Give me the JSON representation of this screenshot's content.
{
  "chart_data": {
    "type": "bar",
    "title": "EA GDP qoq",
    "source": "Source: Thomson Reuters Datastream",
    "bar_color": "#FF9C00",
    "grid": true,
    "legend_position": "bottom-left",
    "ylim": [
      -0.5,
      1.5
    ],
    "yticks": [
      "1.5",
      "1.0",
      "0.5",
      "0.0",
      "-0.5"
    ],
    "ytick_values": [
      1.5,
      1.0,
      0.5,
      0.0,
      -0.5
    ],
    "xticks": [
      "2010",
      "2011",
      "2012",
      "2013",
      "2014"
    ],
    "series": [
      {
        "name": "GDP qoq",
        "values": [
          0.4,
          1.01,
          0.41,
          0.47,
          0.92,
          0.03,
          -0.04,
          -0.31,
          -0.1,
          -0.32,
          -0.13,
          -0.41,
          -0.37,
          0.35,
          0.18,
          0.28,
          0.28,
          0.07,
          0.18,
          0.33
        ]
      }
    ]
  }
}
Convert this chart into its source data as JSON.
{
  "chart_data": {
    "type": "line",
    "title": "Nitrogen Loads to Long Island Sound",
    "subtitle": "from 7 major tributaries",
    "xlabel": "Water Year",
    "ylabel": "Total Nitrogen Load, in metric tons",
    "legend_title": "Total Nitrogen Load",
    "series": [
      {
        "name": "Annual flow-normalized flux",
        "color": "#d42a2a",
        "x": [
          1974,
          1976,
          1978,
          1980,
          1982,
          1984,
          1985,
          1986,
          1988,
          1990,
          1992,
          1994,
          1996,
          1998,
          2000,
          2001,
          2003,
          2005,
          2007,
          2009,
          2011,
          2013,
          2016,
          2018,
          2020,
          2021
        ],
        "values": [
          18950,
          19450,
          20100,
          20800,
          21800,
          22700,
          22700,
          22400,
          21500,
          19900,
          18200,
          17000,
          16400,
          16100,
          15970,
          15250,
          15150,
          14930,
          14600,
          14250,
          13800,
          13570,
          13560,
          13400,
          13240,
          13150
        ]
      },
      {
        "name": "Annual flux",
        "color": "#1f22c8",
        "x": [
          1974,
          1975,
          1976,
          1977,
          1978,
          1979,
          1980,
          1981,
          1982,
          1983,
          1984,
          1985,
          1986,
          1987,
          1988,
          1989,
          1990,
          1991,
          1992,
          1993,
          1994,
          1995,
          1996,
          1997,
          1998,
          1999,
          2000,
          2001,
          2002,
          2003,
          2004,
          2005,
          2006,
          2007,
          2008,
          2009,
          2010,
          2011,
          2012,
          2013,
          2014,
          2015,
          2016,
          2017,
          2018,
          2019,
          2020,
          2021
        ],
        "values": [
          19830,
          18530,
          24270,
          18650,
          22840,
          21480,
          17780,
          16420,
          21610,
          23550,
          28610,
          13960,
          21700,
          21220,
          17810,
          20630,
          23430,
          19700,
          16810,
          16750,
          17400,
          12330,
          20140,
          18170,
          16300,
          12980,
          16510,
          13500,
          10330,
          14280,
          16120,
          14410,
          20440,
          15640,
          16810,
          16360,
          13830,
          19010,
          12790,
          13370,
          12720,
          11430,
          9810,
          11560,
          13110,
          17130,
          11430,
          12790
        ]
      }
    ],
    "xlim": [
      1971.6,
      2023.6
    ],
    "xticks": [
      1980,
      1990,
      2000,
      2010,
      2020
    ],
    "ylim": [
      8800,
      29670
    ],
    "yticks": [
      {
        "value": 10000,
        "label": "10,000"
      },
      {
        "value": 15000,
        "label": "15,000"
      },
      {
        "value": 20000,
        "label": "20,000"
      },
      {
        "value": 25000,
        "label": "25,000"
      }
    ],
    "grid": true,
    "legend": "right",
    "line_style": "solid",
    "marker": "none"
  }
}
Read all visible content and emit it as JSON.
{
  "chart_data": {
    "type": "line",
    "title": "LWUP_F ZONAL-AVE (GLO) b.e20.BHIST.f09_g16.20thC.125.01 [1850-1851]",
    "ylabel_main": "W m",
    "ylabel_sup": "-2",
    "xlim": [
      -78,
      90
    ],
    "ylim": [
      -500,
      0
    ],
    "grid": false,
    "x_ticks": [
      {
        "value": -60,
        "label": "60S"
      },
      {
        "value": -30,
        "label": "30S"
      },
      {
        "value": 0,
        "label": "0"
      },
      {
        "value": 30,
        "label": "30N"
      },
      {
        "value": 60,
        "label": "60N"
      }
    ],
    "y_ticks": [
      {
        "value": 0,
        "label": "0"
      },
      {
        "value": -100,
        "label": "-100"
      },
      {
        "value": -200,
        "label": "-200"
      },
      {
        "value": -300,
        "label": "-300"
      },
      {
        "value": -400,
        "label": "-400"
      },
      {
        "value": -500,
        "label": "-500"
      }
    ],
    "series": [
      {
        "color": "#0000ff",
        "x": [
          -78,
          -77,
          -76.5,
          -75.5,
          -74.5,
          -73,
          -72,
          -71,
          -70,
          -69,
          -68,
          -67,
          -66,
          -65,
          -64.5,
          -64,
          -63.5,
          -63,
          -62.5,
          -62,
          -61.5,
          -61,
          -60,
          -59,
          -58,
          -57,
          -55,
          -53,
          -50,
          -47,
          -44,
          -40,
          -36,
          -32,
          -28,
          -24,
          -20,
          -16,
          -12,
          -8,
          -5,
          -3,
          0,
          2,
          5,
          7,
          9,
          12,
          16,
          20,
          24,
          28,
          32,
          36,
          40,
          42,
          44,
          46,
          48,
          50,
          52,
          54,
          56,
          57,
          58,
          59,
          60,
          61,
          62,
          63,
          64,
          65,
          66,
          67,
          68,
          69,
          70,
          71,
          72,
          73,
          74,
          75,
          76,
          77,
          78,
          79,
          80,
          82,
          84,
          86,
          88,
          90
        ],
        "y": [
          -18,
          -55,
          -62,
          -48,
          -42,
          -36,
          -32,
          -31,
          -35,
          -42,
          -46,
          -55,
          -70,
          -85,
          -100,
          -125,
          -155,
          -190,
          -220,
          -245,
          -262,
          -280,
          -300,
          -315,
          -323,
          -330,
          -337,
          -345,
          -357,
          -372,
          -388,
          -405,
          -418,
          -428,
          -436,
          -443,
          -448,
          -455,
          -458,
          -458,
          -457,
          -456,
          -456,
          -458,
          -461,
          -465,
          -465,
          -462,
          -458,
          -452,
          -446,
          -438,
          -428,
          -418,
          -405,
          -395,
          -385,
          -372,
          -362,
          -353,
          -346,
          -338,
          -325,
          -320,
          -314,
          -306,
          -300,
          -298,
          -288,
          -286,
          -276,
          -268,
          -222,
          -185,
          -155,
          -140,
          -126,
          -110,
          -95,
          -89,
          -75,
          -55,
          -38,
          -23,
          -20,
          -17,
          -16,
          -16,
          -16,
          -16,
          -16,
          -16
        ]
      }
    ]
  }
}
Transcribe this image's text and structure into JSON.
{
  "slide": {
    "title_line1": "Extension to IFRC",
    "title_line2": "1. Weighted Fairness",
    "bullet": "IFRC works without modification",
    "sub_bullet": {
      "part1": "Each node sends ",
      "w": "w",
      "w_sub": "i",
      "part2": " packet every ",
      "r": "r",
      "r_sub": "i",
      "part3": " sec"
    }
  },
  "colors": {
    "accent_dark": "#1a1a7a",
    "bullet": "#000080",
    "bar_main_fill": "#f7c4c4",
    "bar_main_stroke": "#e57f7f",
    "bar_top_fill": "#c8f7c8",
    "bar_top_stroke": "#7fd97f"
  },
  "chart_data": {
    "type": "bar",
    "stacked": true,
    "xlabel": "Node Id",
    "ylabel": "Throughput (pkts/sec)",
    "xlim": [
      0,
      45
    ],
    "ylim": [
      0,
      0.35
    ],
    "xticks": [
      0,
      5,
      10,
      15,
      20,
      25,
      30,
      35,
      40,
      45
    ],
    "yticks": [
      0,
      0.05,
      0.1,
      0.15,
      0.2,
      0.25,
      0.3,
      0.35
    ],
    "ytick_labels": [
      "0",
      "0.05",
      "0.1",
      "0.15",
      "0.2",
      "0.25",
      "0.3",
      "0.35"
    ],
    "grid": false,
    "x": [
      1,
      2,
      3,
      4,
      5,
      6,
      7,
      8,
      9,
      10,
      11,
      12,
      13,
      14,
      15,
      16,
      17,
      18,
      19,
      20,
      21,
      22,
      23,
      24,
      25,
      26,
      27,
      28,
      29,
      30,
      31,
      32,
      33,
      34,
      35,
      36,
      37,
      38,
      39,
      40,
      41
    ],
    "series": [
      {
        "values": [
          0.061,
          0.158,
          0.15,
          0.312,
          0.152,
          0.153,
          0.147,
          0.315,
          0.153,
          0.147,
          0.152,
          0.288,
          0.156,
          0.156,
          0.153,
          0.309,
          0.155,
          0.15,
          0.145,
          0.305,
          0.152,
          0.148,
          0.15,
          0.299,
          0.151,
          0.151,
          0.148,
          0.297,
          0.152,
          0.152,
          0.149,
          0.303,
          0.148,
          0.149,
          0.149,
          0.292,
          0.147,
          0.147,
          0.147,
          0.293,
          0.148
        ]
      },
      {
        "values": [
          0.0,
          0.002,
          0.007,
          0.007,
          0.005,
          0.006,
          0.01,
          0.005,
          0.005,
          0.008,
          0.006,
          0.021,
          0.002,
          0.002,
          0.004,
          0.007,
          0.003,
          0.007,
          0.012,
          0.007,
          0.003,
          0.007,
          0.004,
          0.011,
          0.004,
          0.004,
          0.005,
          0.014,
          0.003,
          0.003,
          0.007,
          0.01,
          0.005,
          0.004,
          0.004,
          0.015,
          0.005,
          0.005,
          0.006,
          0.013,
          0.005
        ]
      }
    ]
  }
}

*-*-*

PROMPT> Search the entries for the word "flux", then gather every line that has it.

OUTPUT OF THE TASK>
        "name": "Annual flow-normalized flux",
        "name": "Annual flux",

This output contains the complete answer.